— begin DATA IN THIS EXERCISE —
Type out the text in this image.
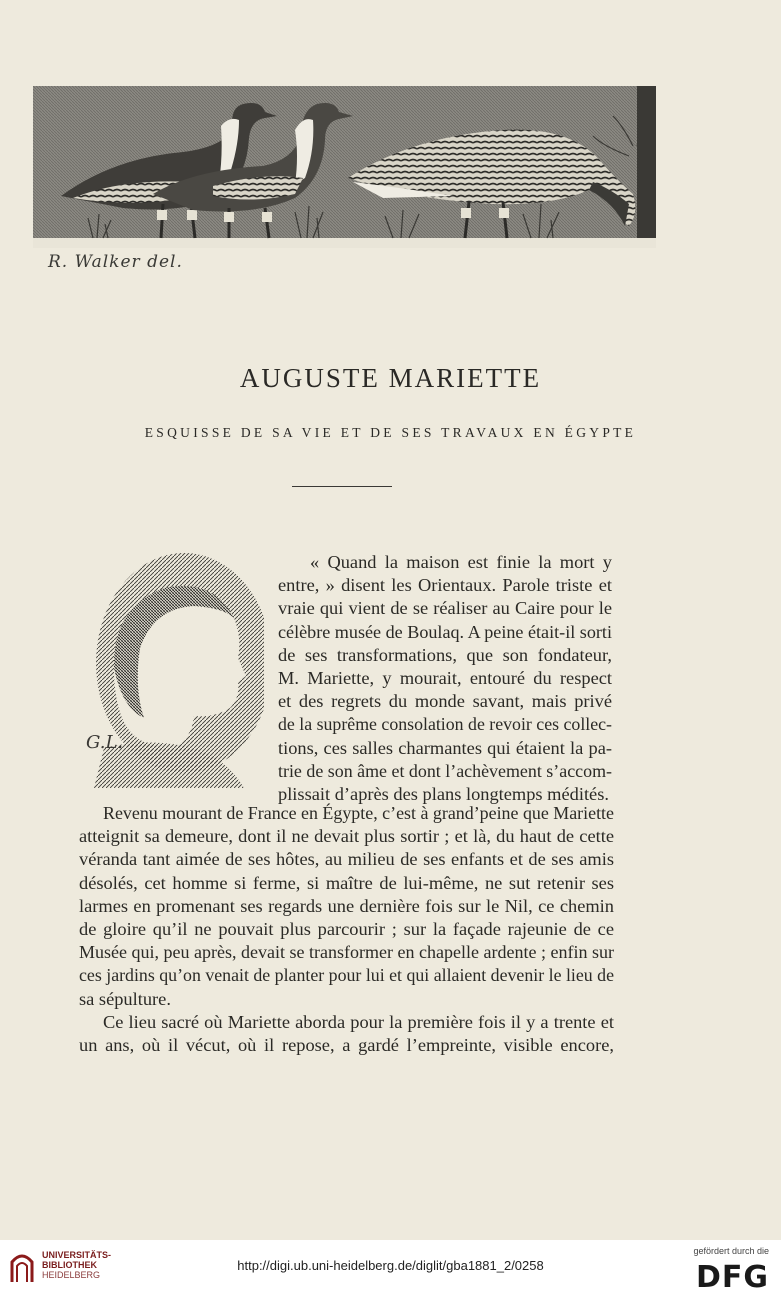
R. Walker del.
AUGUSTE MARIETTE
ESQUISSE DE SA VIE ET DE SES TRAVAUX EN ÉGYPTE
G.L.
« Quand la maison est finie la mort y
entre, » disent les Orientaux. Parole triste et
vraie qui vient de se réaliser au Caire pour le
célèbre musée de Boulaq. A peine était-il sorti
de ses transformations, que son fondateur,
M. Mariette, y mourait, entouré du respect
et des regrets du monde savant, mais privé
de la suprême consolation de revoir ces collec-
tions, ces salles charmantes qui étaient la pa-
trie de son âme et dont l’achèvement s’accom-
plissait d’après des plans longtemps médités.
Revenu mourant de France en Égypte, c’est à grand’peine que Mariette
atteignit sa demeure, dont il ne devait plus sortir ; et là, du haut de cette
véranda tant aimée de ses hôtes, au milieu de ses enfants et de ses amis
désolés, cet homme si ferme, si maître de lui-même, ne sut retenir ses
larmes en promenant ses regards une dernière fois sur le Nil, ce chemin
de gloire qu’il ne pouvait plus parcourir ; sur la façade rajeunie de ce
Musée qui, peu après, devait se transformer en chapelle ardente ; enfin sur
ces jardins qu’on venait de planter pour lui et qui allaient devenir le lieu de
sa sépulture.
Ce lieu sacré où Mariette aborda pour la première fois il y a trente et
un ans, où il vécut, où il repose, a gardé l’empreinte, visible encore,
UNIVERSITÄTS-
BIBLIOTHEK
HEIDELBERG
http://digi.ub.uni-heidelberg.de/diglit/gba1881_2/0258
gefördert durch die
DFG
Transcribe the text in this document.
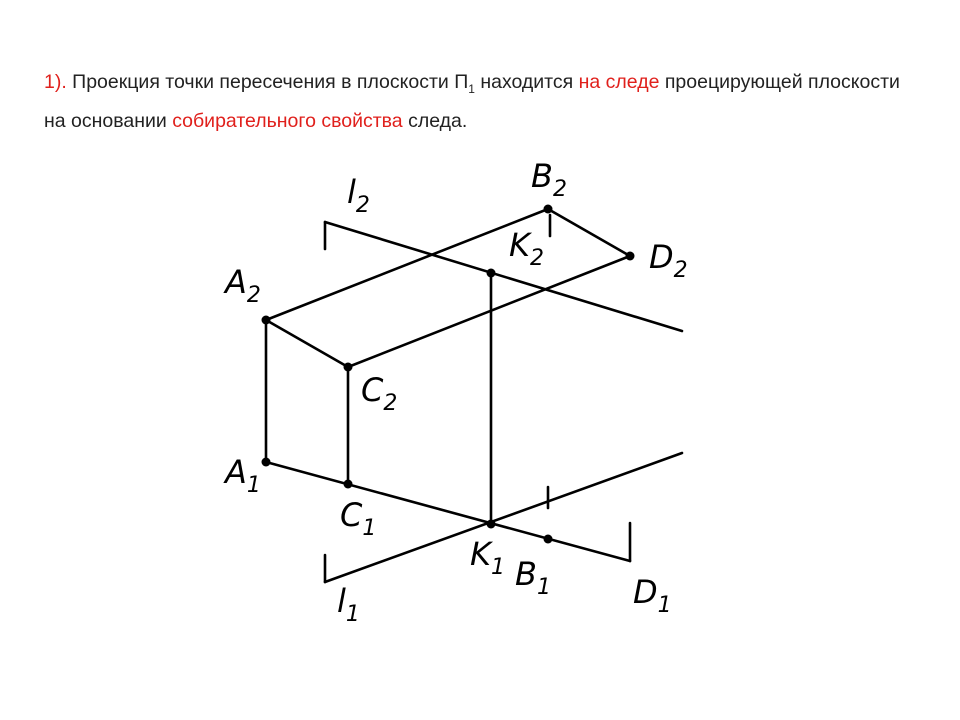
1). Проекция точки пересечения в плоскости $П_1$ находится на следе проецирующей плоскости на основании собирательного свойства следа.
$l_2$
$B_2$
$K_2$	$D_2$
$A_2$
$C_2$
$A_1$
$C_1$
$K_1$ $B_1$	$D_1$
$l_1$
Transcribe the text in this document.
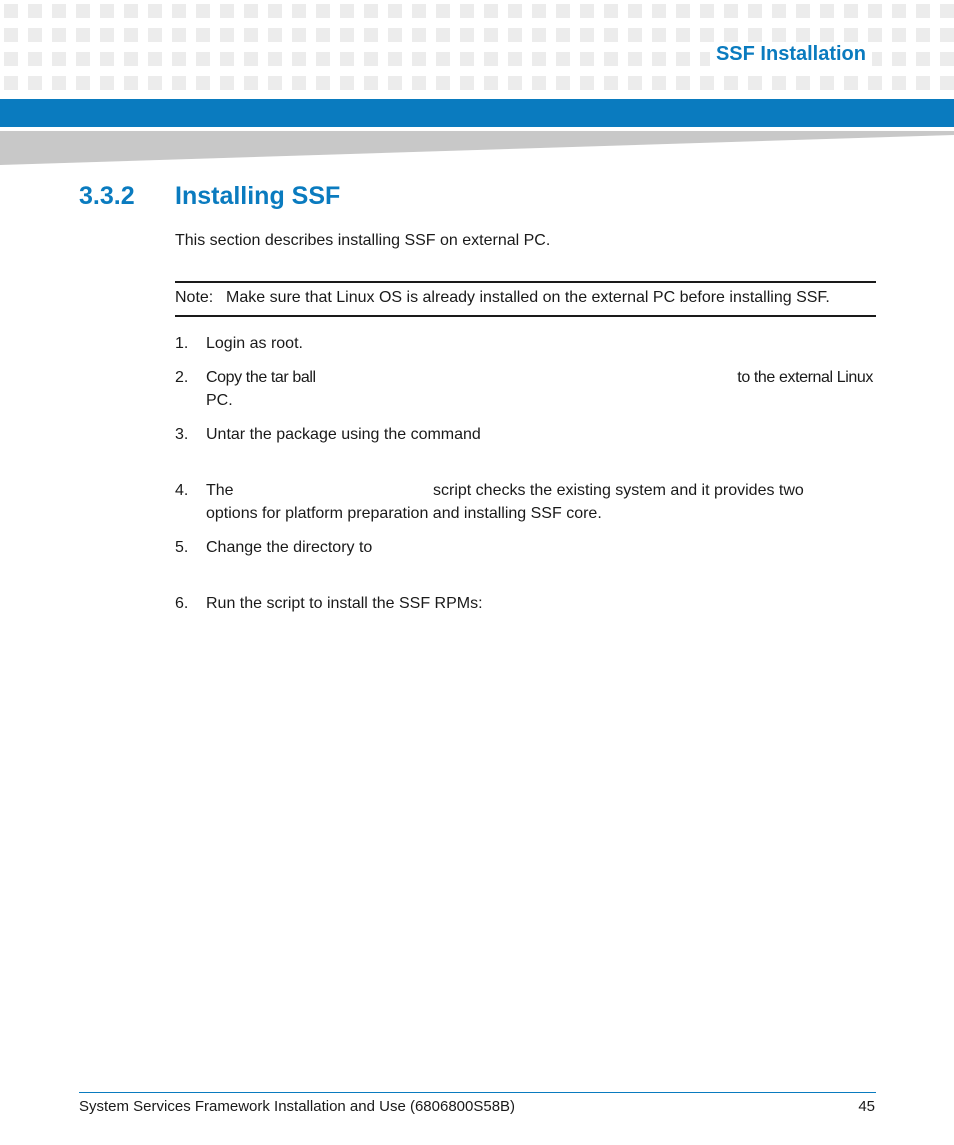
SSF Installation
3.3.2 Installing SSF
This section describes installing SSF on external PC.
Note: Make sure that Linux OS is already installed on the external PC before installing SSF.
1. Login as root.
2. Copy the tar ball	to the external Linux
PC.
3. Untar the package using the command
4. The	script checks the existing system and it provides two
options for platform preparation and installing SSF core.
5. Change the directory to
6. Run the script to install the SSF RPMs:
System Services Framework Installation and Use (6806800S58B)	45
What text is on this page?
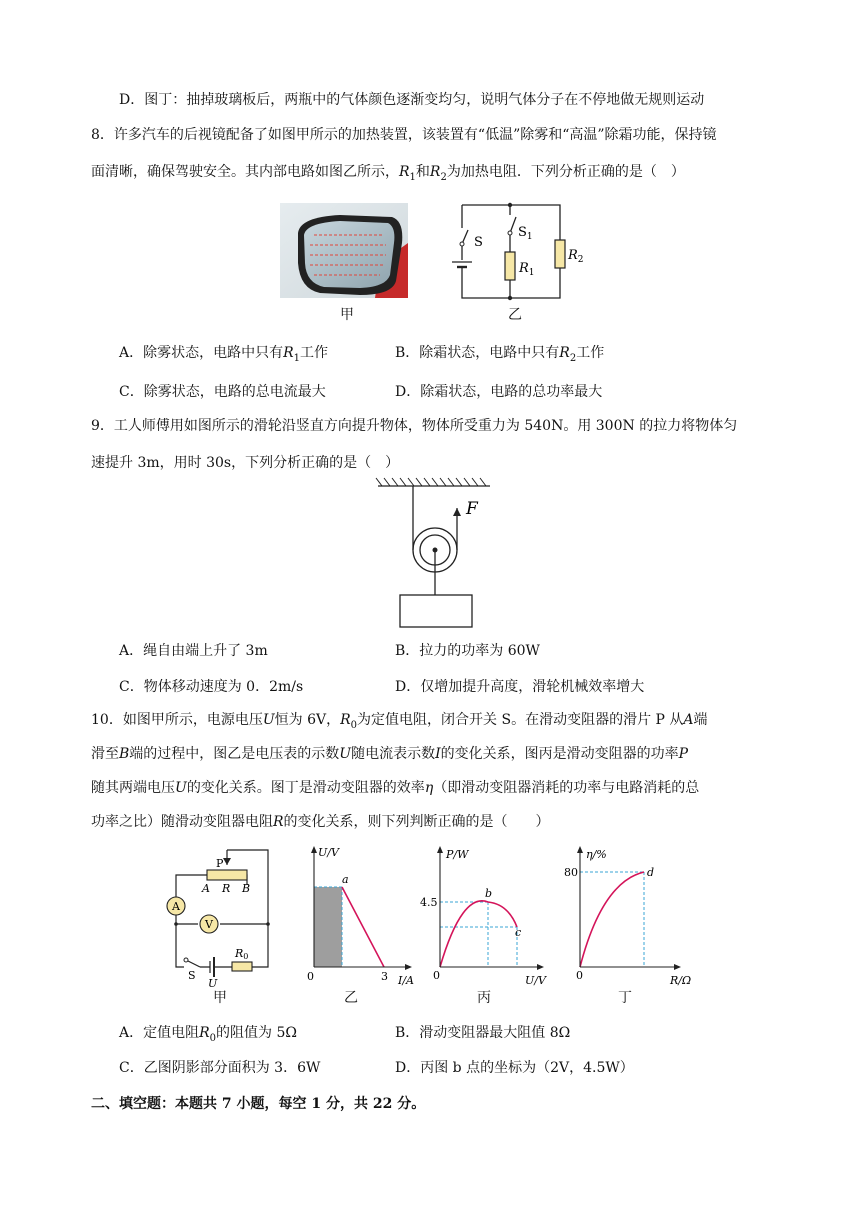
D．图丁：抽掉玻璃板后，两瓶中的气体颜色逐渐变均匀，说明气体分子在不停地做无规则运动
8．许多汽车的后视镜配备了如图甲所示的加热装置，该装置有“低温”除雾和“高温”除霜功能，保持镜
面清晰，确保驾驶安全。其内部电路如图乙所示，$R_1$和$R_2$为加热电阻．下列分析正确的是（　）
甲
S
$S_1$
$R_1$
$R_2$
乙
A．除雾状态，电路中只有$R_1$工作	B．除霜状态，电路中只有$R_2$工作
C．除雾状态，电路的总电流最大	D．除霜状态，电路的总功率最大
9．工人师傅用如图所示的滑轮沿竖直方向提升物体，物体所受重力为 540N。用 300N 的拉力将物体匀
速提升 3m，用时 30s，下列分析正确的是（　）
F
A．绳自由端上升了 3m	B．拉力的功率为 60W
C．物体移动速度为 0．2m/s	D．仅增加提升高度，滑轮机械效率增大
10．如图甲所示，电源电压U恒为 6V，$R_0$为定值电阻，闭合开关 S。在滑动变阻器的滑片 P 从A端
滑至B端的过程中，图乙是电压表的示数U随电流表示数I的变化关系，图丙是滑动变阻器的功率P
随其两端电压U的变化关系。图丁是滑动变阻器的效率η（即滑动变阻器消耗的功率与电路消耗的总
功率之比）随滑动变阻器电阻R的变化关系，则下列判断正确的是（　　）
P
A R B
A
V
S
U
R0
甲
U/V
I/A
0	3
a
乙
P/W
U/V
0
4.5
b
c
丙
η/%
R/Ω
0
80	d
丁
A．定值电阻$R_0$的阻值为 5Ω	B．滑动变阻器最大阻值 8Ω
C．乙图阴影部分面积为 3．6W	D．丙图 b 点的坐标为（2V，4.5W）
二、填空题：本题共 7 小题，每空 1 分，共 22 分。
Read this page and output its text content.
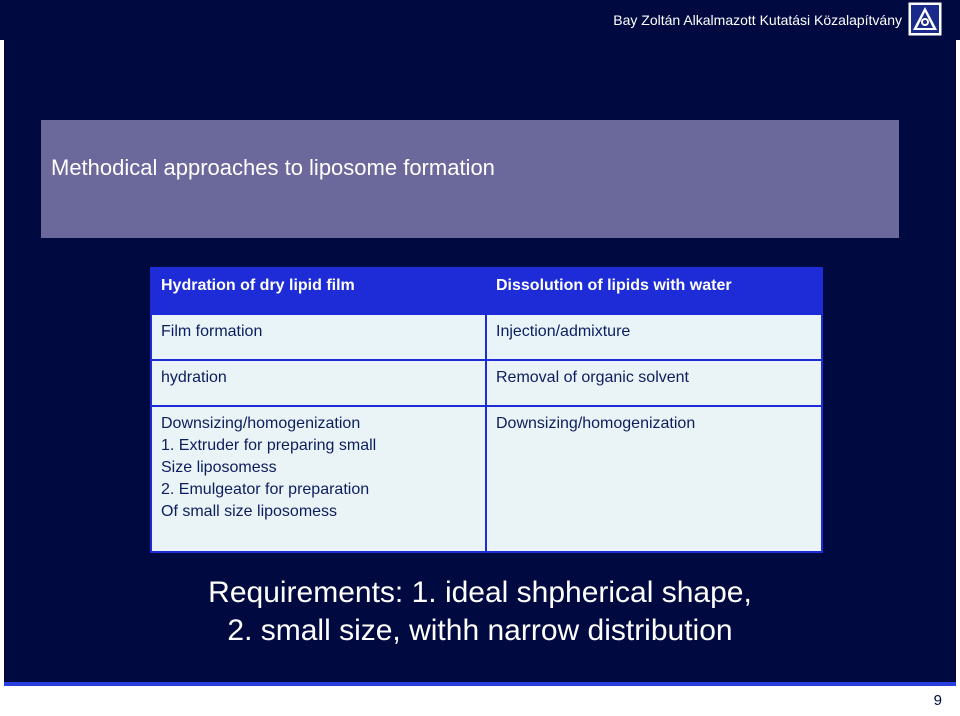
Bay Zoltán Alkalmazott Kutatási Közalapítvány
Methodical approaches to liposome formation
Hydration of dry lipid film	Dissolution of lipids with water
Film formation	Injection/admixture
hydration	Removal of organic solvent

Downsizing/homogenization
1. Extruder for preparing small
Size liposomess
2. Emulgeator for preparation
Of small size liposomess	Downsizing/homogenization
Requirements: 1. ideal shpherical shape,
2. small size, withh narrow distribution
9
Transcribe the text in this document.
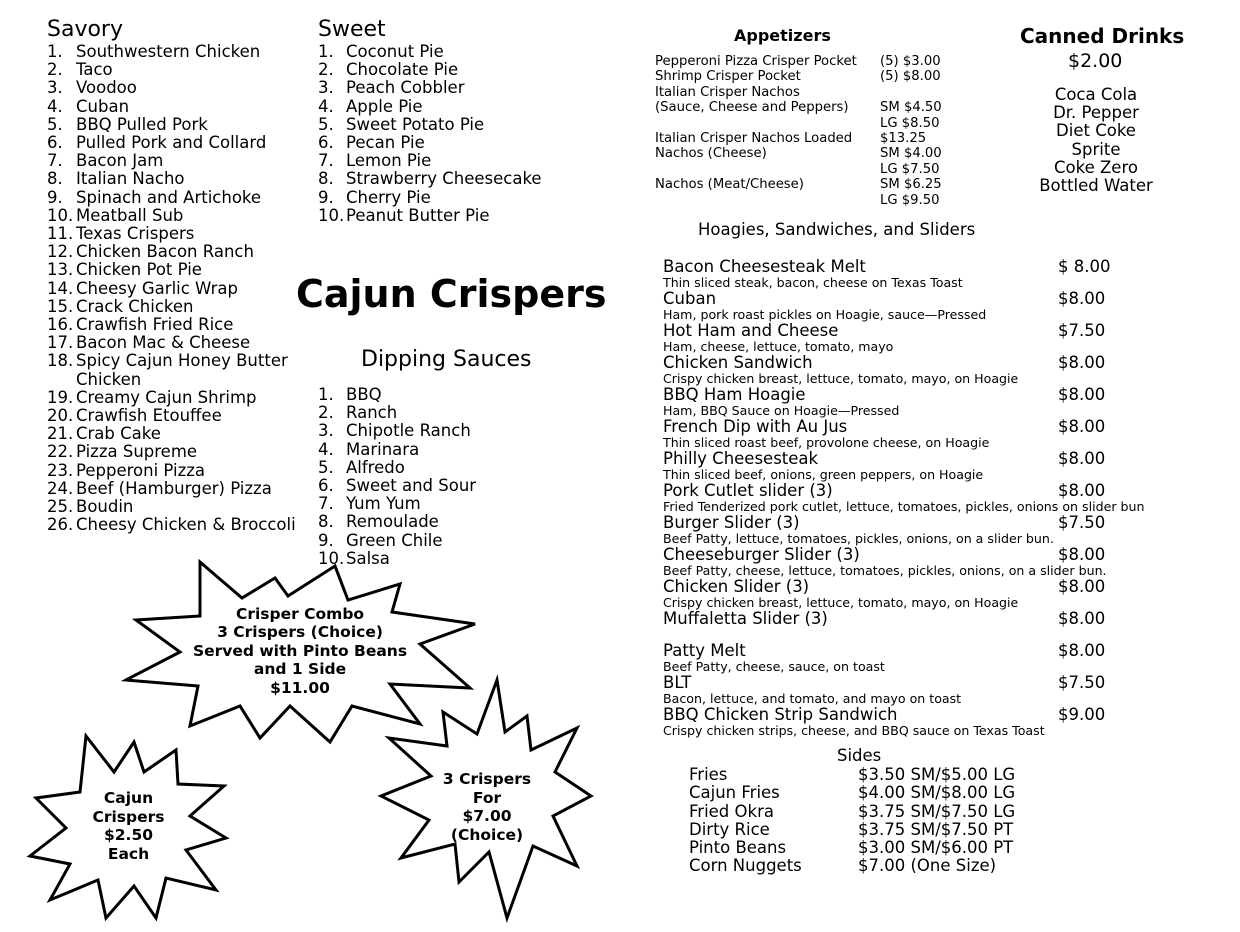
Savory
1. Southwestern Chicken
2. Taco
3. Voodoo
4. Cuban
5. BBQ Pulled Pork
6. Pulled Pork and Collard
7. Bacon Jam
8. Italian Nacho
9. Spinach and Artichoke
10. Meatball Sub
11. Texas Crispers
12. Chicken Bacon Ranch
13. Chicken Pot Pie
14. Cheesy Garlic Wrap
15. Crack Chicken
16. Crawfish Fried Rice
17. Bacon Mac & Cheese
18. Spicy Cajun Honey Butter
Chicken
19. Creamy Cajun Shrimp
20. Crawfish Etouffee
21. Crab Cake
22. Pizza Supreme
23. Pepperoni Pizza
24. Beef (Hamburger) Pizza
25. Boudin
26. Cheesy Chicken & Broccoli
Sweet
1. Coconut Pie
2. Chocolate Pie
3. Peach Cobbler
4. Apple Pie
5. Sweet Potato Pie
6. Pecan Pie
7. Lemon Pie
8. Strawberry Cheesecake
9. Cherry Pie
10. Peanut Butter Pie
Cajun Crispers
Dipping Sauces
1. BBQ
2. Ranch
3. Chipotle Ranch
4. Marinara
5. Alfredo
6. Sweet and Sour
7. Yum Yum
8. Remoulade
9. Green Chile
10. Salsa
Crisper Combo
3 Crispers (Choice)
Served with Pinto Beans
and 1 Side
$11.00
Cajun
Crispers
$2.50
Each
3 Crispers
For
$7.00
(Choice)
Appetizers
Pepperoni Pizza Crisper Pocket (5) $3.00
Shrimp Crisper Pocket	(5) $8.00
Italian Crisper Nachos
(Sauce, Cheese and Peppers) SM $4.50
LG $8.50
Italian Crisper Nachos Loaded $13.25
Nachos (Cheese)	SM $4.00
LG $7.50
Nachos (Meat/Cheese)	SM $6.25
LG $9.50
Canned Drinks
$2.00
Coca Cola
Dr. Pepper
Diet Coke
Sprite
Coke Zero
Bottled Water
Hoagies, Sandwiches, and Sliders
Bacon Cheesesteak Melt	$ 8.00
Thin sliced steak, bacon, cheese on Texas Toast
Cuban	$8.00
Ham, pork roast pickles on Hoagie, sauce—Pressed
Hot Ham and Cheese	$7.50
Ham, cheese, lettuce, tomato, mayo
Chicken Sandwich	$8.00
Crispy chicken breast, lettuce, tomato, mayo, on Hoagie
BBQ Ham Hoagie	$8.00
Ham, BBQ Sauce on Hoagie—Pressed
French Dip with Au Jus	$8.00
Thin sliced roast beef, provolone cheese, on Hoagie
Philly Cheesesteak	$8.00
Thin sliced beef, onions, green peppers, on Hoagie
Pork Cutlet slider (3)	$8.00
Fried Tenderized pork cutlet, lettuce, tomatoes, pickles, onions on slider bun
Burger Slider (3)	$7.50
Beef Patty, lettuce, tomatoes, pickles, onions, on a slider bun.
Cheeseburger Slider (3)	$8.00
Beef Patty, cheese, lettuce, tomatoes, pickles, onions, on a slider bun.
Chicken Slider (3)	$8.00
Crispy chicken breast, lettuce, tomato, mayo, on Hoagie
Muffaletta Slider (3)	$8.00
Patty Melt	$8.00
Beef Patty, cheese, sauce, on toast
BLT	$7.50
Bacon, lettuce, and tomato, and mayo on toast
BBQ Chicken Strip Sandwich	$9.00
Crispy chicken strips, cheese, and BBQ sauce on Texas Toast
Sides
Fries	$3.50 SM/$5.00 LG
Cajun Fries	$4.00 SM/$8.00 LG
Fried Okra	$3.75 SM/$7.50 LG
Dirty Rice	$3.75 SM/$7.50 PT
Pinto Beans	$3.00 SM/$6.00 PT
Corn Nuggets	$7.00 (One Size)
— end DATA IN THIS EXERCISE —
PROBLEM:
Every line of the listing that holds "Pulled" should be found and copied.

WRITTEN ANSWER:
5. BBQ Pulled Pork
6. Pulled Pork and Collard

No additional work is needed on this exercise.